Figure contents as structured data:
::::

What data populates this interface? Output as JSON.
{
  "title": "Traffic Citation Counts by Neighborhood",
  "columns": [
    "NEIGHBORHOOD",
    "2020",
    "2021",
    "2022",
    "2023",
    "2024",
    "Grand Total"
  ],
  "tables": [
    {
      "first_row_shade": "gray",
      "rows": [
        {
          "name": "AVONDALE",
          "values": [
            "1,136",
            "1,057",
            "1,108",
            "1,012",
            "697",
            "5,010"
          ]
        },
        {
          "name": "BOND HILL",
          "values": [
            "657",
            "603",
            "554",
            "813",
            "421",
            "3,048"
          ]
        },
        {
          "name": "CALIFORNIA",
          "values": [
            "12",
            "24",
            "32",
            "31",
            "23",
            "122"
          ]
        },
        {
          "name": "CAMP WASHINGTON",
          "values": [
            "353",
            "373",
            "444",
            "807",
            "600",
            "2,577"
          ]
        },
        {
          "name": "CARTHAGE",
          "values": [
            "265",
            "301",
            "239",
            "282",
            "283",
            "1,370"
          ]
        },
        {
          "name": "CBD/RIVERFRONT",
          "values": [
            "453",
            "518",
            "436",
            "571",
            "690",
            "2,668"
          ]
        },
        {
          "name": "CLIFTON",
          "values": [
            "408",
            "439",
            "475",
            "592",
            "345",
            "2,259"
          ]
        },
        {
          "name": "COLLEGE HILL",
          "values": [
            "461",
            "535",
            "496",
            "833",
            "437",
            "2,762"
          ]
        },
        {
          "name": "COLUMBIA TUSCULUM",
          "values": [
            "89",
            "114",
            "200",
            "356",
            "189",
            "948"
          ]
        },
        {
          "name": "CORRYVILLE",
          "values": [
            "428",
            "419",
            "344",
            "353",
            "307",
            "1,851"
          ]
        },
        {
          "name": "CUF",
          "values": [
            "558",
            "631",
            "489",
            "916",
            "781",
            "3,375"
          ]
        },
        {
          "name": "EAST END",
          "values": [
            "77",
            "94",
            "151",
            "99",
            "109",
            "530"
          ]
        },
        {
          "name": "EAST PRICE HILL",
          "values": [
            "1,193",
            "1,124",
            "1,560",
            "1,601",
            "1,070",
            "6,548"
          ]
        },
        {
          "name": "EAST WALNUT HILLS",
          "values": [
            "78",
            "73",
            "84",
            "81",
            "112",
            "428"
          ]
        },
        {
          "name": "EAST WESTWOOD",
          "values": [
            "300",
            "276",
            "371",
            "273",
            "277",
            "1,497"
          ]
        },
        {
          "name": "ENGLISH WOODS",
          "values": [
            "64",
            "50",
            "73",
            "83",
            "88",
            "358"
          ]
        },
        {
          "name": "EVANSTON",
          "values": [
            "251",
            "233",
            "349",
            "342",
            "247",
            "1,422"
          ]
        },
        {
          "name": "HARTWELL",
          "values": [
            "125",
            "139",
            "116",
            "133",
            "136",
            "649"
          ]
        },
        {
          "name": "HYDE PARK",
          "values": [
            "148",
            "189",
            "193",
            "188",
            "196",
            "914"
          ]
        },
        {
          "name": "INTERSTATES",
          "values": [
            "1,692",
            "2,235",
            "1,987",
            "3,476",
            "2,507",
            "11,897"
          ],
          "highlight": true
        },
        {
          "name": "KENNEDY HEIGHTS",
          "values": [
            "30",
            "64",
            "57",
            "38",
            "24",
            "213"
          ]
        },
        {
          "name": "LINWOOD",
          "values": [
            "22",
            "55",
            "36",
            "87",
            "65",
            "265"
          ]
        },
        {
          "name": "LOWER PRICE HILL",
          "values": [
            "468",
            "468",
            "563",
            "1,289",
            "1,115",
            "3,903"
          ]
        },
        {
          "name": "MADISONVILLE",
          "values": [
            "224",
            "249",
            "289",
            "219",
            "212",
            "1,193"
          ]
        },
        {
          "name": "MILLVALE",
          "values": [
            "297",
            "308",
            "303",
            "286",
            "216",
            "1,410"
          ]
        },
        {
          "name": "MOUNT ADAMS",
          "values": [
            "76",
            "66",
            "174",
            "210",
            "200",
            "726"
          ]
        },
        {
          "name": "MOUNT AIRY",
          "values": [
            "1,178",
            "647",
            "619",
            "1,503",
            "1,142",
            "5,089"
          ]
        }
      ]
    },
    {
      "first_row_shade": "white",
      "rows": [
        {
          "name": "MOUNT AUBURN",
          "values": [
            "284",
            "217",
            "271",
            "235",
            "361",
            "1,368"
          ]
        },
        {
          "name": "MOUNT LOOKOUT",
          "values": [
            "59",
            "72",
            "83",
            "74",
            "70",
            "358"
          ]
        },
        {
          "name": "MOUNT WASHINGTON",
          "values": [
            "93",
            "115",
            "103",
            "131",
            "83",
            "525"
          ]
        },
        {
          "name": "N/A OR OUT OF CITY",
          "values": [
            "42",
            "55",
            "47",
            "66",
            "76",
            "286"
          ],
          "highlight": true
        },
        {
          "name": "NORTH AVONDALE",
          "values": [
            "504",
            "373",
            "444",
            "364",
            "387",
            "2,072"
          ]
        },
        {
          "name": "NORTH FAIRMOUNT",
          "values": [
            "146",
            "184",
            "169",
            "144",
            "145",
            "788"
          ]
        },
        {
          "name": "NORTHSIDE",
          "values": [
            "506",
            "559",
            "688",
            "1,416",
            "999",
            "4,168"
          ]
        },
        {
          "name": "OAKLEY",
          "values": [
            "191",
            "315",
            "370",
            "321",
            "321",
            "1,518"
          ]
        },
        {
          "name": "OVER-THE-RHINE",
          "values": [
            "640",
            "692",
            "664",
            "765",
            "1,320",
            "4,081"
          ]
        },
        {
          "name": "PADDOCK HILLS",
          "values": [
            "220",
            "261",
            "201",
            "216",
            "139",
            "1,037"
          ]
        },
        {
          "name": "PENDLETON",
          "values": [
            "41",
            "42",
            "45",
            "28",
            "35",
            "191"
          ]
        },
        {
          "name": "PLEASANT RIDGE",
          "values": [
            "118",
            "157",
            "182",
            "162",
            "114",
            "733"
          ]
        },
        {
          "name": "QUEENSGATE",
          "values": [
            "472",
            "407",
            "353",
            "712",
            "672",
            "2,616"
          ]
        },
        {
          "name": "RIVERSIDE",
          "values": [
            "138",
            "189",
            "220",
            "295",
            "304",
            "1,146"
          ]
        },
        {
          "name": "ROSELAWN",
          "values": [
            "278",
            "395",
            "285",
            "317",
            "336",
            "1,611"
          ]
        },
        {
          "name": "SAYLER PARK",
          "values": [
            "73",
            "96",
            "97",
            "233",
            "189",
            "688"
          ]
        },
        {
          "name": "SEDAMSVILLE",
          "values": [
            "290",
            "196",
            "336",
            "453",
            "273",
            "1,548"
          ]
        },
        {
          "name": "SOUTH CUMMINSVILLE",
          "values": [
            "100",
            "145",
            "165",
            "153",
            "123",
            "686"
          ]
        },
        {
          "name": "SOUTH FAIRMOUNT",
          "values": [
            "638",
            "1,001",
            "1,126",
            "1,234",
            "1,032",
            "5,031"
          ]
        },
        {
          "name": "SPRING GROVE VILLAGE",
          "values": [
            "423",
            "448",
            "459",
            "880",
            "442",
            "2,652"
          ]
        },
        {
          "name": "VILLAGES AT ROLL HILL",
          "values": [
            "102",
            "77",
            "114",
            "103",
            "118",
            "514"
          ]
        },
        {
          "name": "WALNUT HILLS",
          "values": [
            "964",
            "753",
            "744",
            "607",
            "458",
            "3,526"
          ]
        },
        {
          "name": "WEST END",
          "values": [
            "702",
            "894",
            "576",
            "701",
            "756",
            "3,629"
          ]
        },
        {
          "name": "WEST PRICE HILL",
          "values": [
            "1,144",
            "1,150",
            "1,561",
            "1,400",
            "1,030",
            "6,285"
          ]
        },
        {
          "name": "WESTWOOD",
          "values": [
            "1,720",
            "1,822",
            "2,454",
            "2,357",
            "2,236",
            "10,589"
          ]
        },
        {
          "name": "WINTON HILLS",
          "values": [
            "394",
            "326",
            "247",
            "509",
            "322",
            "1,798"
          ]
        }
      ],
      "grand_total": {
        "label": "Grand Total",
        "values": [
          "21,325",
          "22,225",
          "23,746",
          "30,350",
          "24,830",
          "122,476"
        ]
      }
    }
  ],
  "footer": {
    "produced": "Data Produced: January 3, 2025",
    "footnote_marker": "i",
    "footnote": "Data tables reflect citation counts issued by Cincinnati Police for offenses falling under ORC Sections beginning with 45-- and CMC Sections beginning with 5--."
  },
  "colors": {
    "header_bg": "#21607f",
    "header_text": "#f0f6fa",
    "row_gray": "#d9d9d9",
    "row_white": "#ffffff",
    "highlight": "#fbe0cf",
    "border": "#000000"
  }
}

::::

* **Problem requirements**
Go through the material above and count the lines that include "PRICE". Give the number alone.

* **Full output**
3